EXERCISE TEXT ▸

*** Block opens ***

Within the Obama administration, there is hope that the nuclear agreement itself will prove to be an opening for further points of discussion on other issues, and that in the meantime Iran will spend much of its newly restored billions on nonviolent domestic priorities.
“When one deals with adversaries, [when] we’re trying to reduce the risk that all of us face, whether from nuclear weapons or acts of terrorism, you will have to make agreements about certain things with countries with whom you do not agree,” said Stephen Rapp, the State Department’s Ambassador-at-Large for War Crimes Issues. “One can hope that if we reach an agreement in one area that’s in our interest, and in theirs, then that may [open] up the possibilities for other areas of engagement."
The deal itself will offer plenty of opportunities to improve relations, said Paul Pillar, a former CIA analyst now at the Brookings Institution in Washington.
The agreement will require U.S. and Iranian diplomats to continue talking to each other as the deal is implemented and monitored, opening up numerous opportunities for consultation and coordination on other issues, he said.
"We shouldn't forget, they didn't talk hardly at all before," Pillar said.
Open diplomacy between Iran and the USA will make it easier to bring Iran on board to find a political solution in the fighting in Syria and Iraq, Pillar said. With a nuclear deal done, "it makes it somewhat politically easier for the Obama administration to say we expect the Iranians at the table," he said.
The nuclear deal between world powers and Iran offers the prospect that the United States and the Islamic Republic may embark on a new, less hostile relationship after 36 years of open enmity.

*** Block closes ***

WHAT YOU NEED TO DO ▸
• a. Answer these questions using the Iran deal article.
(i) What position does Stephen Rapp hold?
(ii) Where does Paul Pillar now work?
(iii) How many years of open enmity have the United States and the Islamic Republic had?
• b. Reproduce the Iran deal article word for word from "The agreement will" to "of open enmity.".
• c. Condense the paragraph of the Iran deal article that begins "Open diplomacy between Iran and the USA" into a short bulleted list that keeps its main facts.

DATASET ▸
*** Block opens ***

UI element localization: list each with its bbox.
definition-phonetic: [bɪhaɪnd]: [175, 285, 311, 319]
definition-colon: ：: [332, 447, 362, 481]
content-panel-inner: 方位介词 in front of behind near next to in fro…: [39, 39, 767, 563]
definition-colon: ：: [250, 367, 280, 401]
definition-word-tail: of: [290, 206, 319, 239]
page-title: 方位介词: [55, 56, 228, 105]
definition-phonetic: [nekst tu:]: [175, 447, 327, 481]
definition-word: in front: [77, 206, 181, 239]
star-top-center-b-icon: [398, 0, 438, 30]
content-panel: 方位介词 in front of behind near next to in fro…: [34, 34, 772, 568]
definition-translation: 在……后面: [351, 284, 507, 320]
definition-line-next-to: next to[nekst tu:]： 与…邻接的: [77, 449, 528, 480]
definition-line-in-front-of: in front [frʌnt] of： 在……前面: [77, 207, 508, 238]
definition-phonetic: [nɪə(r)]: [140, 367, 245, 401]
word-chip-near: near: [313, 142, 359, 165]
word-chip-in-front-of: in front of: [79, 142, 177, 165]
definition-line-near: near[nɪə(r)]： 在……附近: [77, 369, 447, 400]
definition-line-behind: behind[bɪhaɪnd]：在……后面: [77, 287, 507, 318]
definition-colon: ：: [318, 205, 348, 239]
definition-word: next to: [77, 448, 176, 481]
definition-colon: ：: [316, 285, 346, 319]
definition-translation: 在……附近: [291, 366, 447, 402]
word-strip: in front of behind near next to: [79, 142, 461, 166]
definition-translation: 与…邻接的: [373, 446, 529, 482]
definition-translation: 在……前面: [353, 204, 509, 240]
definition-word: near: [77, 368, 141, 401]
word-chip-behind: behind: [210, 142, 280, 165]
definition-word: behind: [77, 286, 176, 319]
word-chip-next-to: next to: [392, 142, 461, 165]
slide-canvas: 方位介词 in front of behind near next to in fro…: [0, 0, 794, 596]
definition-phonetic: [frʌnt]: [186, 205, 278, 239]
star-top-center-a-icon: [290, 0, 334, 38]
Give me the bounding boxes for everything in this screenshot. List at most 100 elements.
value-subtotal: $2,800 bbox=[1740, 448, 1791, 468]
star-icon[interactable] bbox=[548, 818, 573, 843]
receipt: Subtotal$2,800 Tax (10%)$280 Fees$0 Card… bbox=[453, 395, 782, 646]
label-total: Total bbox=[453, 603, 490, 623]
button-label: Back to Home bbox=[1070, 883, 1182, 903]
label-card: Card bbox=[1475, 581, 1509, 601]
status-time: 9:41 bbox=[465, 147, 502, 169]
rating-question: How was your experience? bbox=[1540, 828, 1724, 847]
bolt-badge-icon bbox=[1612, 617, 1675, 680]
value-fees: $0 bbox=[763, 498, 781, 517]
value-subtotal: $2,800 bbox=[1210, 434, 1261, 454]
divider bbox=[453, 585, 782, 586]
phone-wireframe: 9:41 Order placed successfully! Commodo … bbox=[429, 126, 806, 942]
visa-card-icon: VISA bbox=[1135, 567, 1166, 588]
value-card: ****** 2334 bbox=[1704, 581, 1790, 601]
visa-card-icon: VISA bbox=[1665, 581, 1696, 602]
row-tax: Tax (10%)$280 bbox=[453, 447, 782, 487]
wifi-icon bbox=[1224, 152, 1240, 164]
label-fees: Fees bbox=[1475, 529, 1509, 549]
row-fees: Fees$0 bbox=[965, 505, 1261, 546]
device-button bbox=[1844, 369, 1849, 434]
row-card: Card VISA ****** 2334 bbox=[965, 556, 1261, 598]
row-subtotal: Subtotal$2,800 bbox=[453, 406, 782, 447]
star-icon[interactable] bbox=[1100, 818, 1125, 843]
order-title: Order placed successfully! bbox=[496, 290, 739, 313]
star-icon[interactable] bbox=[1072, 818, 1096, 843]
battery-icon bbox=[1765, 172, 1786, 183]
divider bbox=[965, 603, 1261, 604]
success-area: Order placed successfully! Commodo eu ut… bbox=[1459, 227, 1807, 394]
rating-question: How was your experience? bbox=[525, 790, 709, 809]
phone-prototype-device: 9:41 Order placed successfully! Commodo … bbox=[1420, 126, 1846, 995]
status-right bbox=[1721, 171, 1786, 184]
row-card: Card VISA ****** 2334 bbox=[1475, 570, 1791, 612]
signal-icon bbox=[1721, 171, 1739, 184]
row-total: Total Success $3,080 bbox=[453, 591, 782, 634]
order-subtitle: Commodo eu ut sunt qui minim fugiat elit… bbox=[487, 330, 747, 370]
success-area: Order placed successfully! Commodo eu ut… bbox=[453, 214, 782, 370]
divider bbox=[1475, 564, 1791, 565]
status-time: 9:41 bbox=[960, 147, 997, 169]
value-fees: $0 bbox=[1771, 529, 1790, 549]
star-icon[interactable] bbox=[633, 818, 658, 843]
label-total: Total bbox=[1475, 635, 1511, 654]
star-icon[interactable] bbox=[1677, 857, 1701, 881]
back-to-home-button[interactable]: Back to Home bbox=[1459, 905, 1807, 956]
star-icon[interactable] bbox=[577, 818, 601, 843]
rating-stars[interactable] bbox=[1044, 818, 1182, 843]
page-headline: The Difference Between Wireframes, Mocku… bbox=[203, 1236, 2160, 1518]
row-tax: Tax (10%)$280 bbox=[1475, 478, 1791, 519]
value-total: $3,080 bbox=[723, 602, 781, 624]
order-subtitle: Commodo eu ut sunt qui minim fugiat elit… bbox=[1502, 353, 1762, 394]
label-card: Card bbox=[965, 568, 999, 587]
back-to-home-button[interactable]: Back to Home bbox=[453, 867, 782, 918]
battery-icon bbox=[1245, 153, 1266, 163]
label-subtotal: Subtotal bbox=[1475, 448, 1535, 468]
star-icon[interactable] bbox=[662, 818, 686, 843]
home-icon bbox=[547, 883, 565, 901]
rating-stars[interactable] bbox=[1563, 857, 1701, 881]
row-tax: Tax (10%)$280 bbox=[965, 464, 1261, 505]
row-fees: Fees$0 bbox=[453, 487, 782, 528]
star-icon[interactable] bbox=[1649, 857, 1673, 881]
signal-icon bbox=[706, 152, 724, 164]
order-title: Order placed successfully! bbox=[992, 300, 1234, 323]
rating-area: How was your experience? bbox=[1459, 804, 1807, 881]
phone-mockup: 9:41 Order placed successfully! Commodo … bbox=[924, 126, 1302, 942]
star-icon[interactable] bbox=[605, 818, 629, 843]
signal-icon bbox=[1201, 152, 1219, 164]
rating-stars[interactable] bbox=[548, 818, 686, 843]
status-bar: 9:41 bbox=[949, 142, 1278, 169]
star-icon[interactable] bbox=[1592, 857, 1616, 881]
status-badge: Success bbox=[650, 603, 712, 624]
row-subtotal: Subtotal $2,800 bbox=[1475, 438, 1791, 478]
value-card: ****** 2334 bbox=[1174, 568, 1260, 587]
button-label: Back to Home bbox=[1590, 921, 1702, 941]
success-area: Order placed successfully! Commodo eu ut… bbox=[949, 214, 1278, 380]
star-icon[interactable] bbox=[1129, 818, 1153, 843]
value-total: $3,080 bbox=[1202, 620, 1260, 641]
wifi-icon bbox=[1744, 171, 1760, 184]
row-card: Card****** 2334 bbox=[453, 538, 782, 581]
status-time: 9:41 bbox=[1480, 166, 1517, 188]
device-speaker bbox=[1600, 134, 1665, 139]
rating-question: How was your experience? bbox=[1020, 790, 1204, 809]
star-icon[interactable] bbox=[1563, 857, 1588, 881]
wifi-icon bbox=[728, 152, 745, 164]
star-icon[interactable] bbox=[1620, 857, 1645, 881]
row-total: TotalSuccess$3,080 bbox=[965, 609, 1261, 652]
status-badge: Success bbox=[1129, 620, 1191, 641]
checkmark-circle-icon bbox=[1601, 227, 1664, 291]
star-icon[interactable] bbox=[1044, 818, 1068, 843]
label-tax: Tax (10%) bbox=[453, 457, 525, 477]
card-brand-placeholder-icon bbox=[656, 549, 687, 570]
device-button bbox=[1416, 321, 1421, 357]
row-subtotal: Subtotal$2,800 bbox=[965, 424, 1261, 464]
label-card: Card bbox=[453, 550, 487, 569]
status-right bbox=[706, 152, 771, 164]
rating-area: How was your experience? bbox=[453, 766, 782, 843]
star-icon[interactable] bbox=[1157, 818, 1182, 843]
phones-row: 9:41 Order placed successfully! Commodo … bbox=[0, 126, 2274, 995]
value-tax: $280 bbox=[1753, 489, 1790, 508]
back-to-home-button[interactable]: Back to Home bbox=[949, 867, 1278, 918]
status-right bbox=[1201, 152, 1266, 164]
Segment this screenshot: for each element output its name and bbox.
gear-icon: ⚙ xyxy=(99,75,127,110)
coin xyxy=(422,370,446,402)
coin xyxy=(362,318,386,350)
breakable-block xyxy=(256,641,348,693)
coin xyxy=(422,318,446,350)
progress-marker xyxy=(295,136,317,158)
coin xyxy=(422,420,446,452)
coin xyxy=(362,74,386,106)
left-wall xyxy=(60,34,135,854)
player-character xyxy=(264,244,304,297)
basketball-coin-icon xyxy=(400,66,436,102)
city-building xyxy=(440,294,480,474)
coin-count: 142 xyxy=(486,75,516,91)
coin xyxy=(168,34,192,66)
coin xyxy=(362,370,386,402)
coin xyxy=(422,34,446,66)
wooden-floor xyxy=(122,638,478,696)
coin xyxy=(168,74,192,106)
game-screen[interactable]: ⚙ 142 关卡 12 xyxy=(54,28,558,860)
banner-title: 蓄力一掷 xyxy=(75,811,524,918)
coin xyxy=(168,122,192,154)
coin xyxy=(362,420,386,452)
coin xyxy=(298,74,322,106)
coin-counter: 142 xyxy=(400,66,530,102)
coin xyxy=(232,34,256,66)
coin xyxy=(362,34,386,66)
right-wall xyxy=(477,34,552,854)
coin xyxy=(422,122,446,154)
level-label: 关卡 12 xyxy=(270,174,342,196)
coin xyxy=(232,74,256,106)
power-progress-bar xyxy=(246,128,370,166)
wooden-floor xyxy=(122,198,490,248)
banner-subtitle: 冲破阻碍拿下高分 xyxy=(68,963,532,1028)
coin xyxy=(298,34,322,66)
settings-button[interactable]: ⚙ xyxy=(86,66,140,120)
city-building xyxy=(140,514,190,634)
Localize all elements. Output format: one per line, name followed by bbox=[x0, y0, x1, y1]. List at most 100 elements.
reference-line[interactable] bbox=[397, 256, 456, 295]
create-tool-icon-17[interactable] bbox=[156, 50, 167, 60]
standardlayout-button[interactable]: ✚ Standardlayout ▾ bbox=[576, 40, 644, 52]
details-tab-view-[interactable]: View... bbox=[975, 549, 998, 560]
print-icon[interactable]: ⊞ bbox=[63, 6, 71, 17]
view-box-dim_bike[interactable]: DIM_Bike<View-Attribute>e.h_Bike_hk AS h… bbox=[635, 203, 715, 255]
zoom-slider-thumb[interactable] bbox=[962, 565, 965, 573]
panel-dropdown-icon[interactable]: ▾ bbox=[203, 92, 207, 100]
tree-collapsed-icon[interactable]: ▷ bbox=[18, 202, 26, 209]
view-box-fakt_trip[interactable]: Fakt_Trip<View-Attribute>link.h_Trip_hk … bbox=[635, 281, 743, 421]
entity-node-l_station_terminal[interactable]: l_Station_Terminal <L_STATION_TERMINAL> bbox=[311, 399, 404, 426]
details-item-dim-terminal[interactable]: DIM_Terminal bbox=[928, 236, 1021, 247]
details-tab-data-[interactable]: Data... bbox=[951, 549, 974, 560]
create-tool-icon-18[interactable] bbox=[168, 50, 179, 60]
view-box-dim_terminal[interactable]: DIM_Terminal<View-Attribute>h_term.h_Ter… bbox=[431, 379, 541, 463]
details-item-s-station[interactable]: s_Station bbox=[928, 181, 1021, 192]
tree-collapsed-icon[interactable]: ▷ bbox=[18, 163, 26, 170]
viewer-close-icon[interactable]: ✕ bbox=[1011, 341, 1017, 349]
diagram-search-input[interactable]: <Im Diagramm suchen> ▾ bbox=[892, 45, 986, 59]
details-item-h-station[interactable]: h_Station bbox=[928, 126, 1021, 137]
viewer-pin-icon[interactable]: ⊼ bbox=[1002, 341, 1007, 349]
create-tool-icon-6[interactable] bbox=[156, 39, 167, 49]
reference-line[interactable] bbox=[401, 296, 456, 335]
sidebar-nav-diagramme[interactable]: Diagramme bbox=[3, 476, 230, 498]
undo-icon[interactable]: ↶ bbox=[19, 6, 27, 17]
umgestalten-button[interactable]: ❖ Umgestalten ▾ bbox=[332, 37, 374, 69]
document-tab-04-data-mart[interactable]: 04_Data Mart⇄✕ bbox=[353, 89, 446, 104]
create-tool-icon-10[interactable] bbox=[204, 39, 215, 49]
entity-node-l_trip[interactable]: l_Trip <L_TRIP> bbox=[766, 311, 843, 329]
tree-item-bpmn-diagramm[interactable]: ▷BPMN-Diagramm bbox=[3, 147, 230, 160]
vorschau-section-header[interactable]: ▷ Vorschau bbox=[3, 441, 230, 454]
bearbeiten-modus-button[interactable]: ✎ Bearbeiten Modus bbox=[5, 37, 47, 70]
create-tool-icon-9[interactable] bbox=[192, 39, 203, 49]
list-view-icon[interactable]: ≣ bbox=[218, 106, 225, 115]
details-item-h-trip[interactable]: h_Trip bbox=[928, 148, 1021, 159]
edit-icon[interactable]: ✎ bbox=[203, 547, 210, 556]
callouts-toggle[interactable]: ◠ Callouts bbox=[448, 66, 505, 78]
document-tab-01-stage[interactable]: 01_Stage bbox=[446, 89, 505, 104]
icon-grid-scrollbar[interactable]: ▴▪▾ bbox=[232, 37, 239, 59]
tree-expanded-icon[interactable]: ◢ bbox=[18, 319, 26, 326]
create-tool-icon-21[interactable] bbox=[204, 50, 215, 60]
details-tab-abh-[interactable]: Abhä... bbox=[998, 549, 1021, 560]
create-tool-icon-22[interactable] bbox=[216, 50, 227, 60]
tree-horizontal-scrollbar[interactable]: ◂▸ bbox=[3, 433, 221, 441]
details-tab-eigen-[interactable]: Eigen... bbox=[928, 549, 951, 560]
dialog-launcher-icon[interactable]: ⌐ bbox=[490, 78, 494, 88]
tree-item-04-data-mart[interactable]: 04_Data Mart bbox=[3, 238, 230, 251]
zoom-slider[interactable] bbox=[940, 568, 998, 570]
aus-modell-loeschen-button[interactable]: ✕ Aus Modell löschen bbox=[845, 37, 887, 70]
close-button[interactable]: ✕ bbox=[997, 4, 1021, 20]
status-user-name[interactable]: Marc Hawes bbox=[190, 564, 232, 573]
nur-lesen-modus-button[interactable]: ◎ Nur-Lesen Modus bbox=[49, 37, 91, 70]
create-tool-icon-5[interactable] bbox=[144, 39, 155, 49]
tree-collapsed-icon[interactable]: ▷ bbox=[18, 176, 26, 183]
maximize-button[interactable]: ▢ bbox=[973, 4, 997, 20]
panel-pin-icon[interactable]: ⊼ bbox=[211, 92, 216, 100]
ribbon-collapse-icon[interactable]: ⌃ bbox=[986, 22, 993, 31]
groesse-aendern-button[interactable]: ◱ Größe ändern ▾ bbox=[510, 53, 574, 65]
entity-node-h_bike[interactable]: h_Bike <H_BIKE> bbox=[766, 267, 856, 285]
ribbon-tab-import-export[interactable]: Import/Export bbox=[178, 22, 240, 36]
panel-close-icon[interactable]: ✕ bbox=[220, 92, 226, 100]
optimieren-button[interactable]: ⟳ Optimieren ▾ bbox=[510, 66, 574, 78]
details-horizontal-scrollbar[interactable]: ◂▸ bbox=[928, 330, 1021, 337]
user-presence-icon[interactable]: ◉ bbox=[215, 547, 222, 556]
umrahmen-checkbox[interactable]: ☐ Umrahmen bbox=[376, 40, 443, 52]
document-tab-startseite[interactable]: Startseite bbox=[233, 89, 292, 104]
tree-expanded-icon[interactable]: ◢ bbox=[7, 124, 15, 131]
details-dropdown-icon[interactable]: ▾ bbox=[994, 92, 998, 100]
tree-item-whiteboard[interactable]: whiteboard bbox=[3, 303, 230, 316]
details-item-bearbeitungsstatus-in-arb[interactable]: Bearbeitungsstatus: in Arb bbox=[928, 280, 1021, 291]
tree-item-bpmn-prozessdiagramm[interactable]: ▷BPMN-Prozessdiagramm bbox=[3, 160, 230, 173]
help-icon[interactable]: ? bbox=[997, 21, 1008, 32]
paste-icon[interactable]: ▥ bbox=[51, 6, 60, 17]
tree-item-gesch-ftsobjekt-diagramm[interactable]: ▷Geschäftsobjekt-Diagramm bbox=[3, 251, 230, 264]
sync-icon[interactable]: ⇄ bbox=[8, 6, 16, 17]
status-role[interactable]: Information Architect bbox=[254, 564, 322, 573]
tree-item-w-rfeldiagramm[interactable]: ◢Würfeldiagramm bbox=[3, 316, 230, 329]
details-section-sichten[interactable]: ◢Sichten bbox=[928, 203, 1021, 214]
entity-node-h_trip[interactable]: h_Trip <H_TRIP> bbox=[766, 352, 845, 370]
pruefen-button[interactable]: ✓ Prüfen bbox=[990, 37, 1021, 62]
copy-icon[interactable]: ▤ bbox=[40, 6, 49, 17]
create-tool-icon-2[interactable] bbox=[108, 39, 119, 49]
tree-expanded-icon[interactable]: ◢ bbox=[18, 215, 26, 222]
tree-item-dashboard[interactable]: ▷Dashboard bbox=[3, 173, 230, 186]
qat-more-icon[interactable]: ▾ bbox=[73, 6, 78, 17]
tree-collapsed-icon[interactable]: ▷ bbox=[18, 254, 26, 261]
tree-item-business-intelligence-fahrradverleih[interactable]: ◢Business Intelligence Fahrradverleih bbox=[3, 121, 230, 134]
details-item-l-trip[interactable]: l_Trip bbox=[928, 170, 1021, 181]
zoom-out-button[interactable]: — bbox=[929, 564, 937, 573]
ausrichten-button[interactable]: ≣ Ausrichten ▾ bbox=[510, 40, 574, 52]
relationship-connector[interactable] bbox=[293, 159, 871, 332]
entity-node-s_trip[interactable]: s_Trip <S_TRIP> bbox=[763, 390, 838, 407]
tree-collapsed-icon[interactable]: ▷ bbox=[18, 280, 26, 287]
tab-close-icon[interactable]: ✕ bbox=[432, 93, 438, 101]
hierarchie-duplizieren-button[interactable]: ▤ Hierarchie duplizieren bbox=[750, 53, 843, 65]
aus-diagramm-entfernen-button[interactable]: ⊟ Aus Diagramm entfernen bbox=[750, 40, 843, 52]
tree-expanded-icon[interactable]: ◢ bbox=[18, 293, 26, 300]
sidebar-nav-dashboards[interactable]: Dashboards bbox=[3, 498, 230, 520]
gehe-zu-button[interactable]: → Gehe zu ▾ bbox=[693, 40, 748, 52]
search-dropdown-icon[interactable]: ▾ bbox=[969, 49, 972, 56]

*** Block closes ***

SOLUTION SET ▸
• a.
(i) He is the State Department's Ambassador-at-Large for War Crimes Issues.
(ii) He works at the Brookings Institution in Washington.
(iii) They have had 36 years of open enmity.

• b.
The agreement will require U.S. and Iranian diplomats to continue talking to each other as the deal is implemented and monitored, opening up numerous opportunities for consultation and coordination on other issues, he said.
"We shouldn't forget, they didn't talk hardly at all before," Pillar said.
Open diplomacy between Iran and the USA will make it easier to bring Iran on board to find a political solution in the fighting in Syria and Iraq, Pillar said. With a nuclear deal done, "it makes it somewhat politically easier for the Obama administration to say we expect the Iranians at the table," he said.
The nuclear deal between world powers and Iran offers the prospect that the United States and the Islamic Republic may embark on a new, less hostile relationship after 36 years of open enmity.

• c.
- According to Pillar, open diplomacy between Iran and the USA will make it easier to involve Iran in finding a political solution to the fighting in Syria and Iraq.
- He said a completed nuclear deal makes it somewhat politically easier for the Obama administration to say it expects the Iranians at the table.